• **Given exercise**
Every line that holds the string "logo" is to be identified and copied.

• **Dataset excerpts**
"""

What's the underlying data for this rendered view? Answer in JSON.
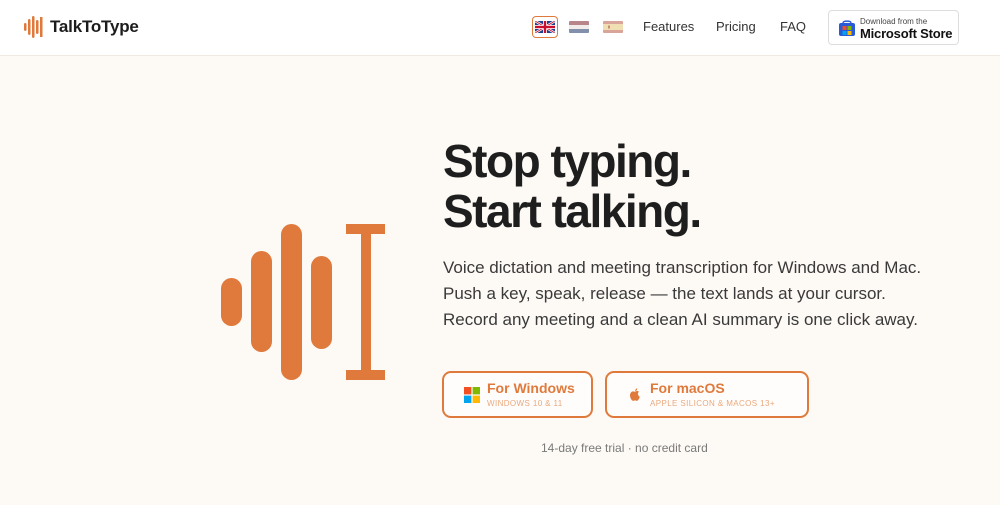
{
  "brand": {
    "name": "TalkToType",
    "accent": "#e07a3c"
  },
  "languages": [
    {
      "code": "en",
      "icon": "uk-flag-icon",
      "active": true
    },
    {
      "code": "nl",
      "icon": "netherlands-flag-icon",
      "active": false
    },
    {
      "code": "es",
      "icon": "spain-flag-icon",
      "active": false
    }
  ],
  "nav": {
    "features": "Features",
    "pricing": "Pricing",
    "faq": "FAQ"
  },
  "store_badge": {
    "small": "Download from the",
    "big": "Microsoft Store",
    "icon": "microsoft-store-icon"
  },
  "hero": {
    "headline_line1": "Stop typing.",
    "headline_line2": "Start talking.",
    "description_line1": "Voice dictation and meeting transcription for Windows and Mac.",
    "description_line2": "Push a key, speak, release — the text lands at your cursor.",
    "description_line3": "Record any meeting and a clean AI summary is one click away.",
    "graphic_icon": "soundwave-cursor-icon"
  },
  "buttons": {
    "windows": {
      "title": "For Windows",
      "subtitle": "WINDOWS 10 & 11",
      "icon": "windows-logo-icon"
    },
    "mac": {
      "title": "For macOS",
      "subtitle": "APPLE SILICON & MACOS 13+",
      "icon": "apple-logo-icon"
    }
  },
  "trial_note": "14-day free trial · no credit card"
}
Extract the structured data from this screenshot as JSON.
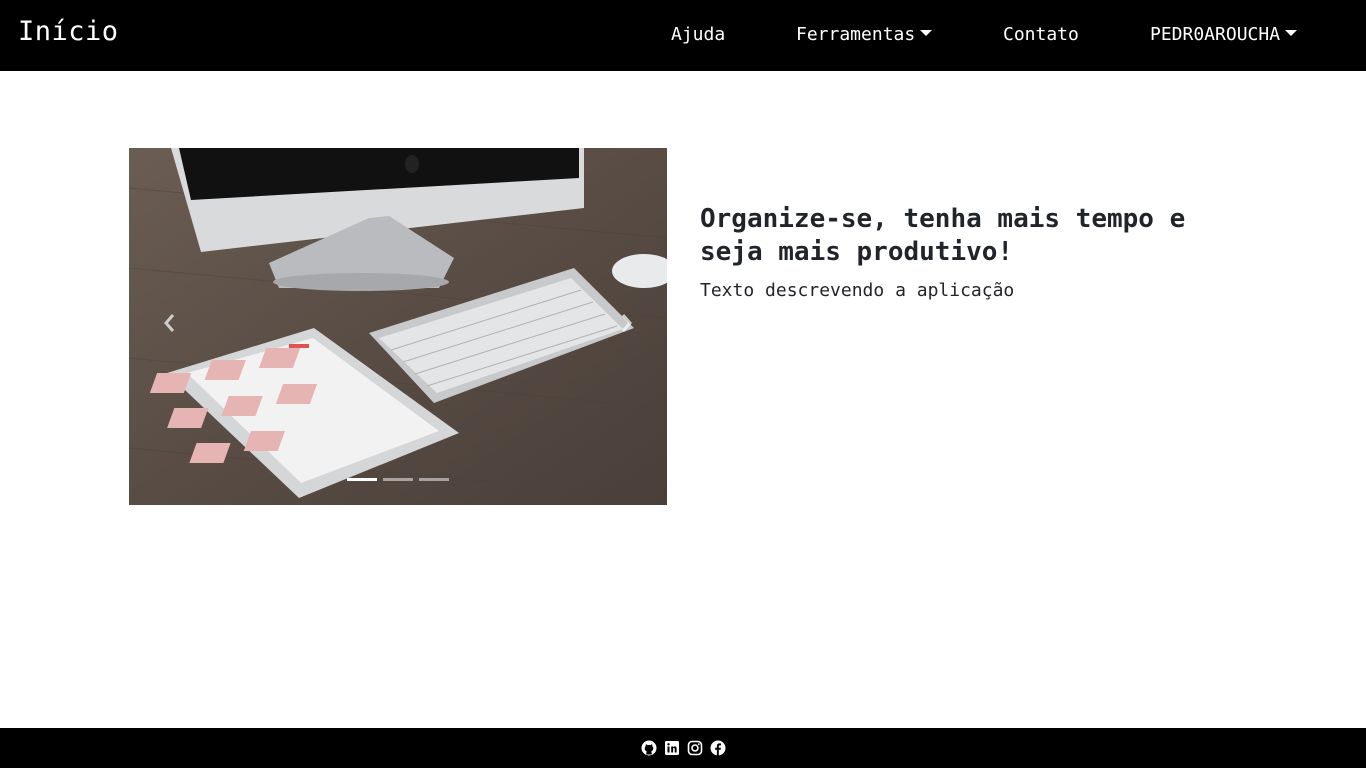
{
  "navbar": {
    "brand": "Início",
    "items": {
      "ajuda": "Ajuda",
      "ferramentas": "Ferramentas",
      "contato": "Contato",
      "user": "PEDR0AROUCHA"
    }
  },
  "carousel": {
    "slide_count": 3,
    "active_slide": 1,
    "prev_icon": "chevron-left-icon",
    "next_icon": "chevron-right-icon"
  },
  "hero": {
    "title": "Organize-se, tenha mais tempo e seja mais produtivo!",
    "subtitle": "Texto descrevendo a aplicação"
  },
  "footer": {
    "icons": [
      "github-icon",
      "linkedin-icon",
      "instagram-icon",
      "facebook-icon"
    ]
  },
  "colors": {
    "navbar_bg": "#000000",
    "footer_bg": "#000000",
    "text": "#212529"
  }
}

"""

• **Complete output**
      "icon": "windows-logo-icon"
      "icon": "apple-logo-icon"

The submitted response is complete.